Please reproduce all of the data below word for word.

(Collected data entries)
****************************************

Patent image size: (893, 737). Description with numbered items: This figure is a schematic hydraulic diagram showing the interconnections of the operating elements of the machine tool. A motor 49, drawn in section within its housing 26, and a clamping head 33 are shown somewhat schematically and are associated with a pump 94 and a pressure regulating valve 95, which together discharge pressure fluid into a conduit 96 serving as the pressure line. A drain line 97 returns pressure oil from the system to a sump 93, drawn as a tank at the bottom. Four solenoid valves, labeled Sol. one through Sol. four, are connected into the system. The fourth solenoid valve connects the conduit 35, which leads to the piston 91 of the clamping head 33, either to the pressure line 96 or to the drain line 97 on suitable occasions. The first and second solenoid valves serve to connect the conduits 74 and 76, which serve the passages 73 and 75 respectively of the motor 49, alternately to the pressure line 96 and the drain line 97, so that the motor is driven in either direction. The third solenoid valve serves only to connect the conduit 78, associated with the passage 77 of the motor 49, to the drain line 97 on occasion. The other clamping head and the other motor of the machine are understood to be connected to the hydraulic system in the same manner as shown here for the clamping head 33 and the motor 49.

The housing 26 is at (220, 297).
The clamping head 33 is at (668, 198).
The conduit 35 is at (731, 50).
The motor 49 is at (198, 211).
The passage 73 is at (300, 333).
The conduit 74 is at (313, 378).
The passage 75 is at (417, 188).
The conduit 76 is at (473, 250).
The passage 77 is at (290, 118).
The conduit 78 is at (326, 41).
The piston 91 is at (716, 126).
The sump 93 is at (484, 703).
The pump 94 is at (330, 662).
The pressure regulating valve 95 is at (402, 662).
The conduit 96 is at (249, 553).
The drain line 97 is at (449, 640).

****************************************

_Answer for this exercise_:
Patent image size: (893, 737). Description with numbered items: This figure is a schematic hydraulic diagram showing the interconnections of the operating elements of the machine tool. A motor 49, drawn in section within its housing 26, and a clamping head 33 are shown somewhat schematically and are associated with a pump 94 and a pressure regulating valve 95, which together discharge pressure fluid into a conduit 96 serving as the pressure line. A drain line 97 returns pressure oil from the system to a sump 93, drawn as a tank at the bottom. Four solenoid valves, labeled Sol. one through Sol. four, are connected into the system. The fourth solenoid valve connects the conduit 35, which leads to the piston 91 of the clamping head 33, either to the pressure line 96 or to the drain line 97 on suitable occasions. The first and second solenoid valves serve to connect the conduits 74 and 76, which serve the passages 73 and 75 respectively of the motor 49, alternately to the pressure line 96 and the drain line 97, so that the motor is driven in either direction. The third solenoid valve serves only to connect the conduit 78, associated with the passage 77 of the motor 49, to the drain line 97 on occasion. The other clamping head and the other motor of the machine are understood to be connected to the hydraulic system in the same manner as shown here for the clamping head 33 and the motor 49.

The housing 26 is at (220, 297).
The clamping head 33 is at (668, 198).
The conduit 35 is at (731, 50).
The motor 49 is at (198, 211).
The passage 73 is at (300, 333).
The conduit 74 is at (313, 378).
The passage 75 is at (417, 188).
The conduit 76 is at (473, 250).
The passage 77 is at (290, 118).
The conduit 78 is at (326, 41).
The piston 91 is at (716, 126).
The sump 93 is at (484, 703).
The pump 94 is at (330, 662).
The pressure regulating valve 95 is at (402, 662).
The conduit 96 is at (249, 553).
The drain line 97 is at (449, 640).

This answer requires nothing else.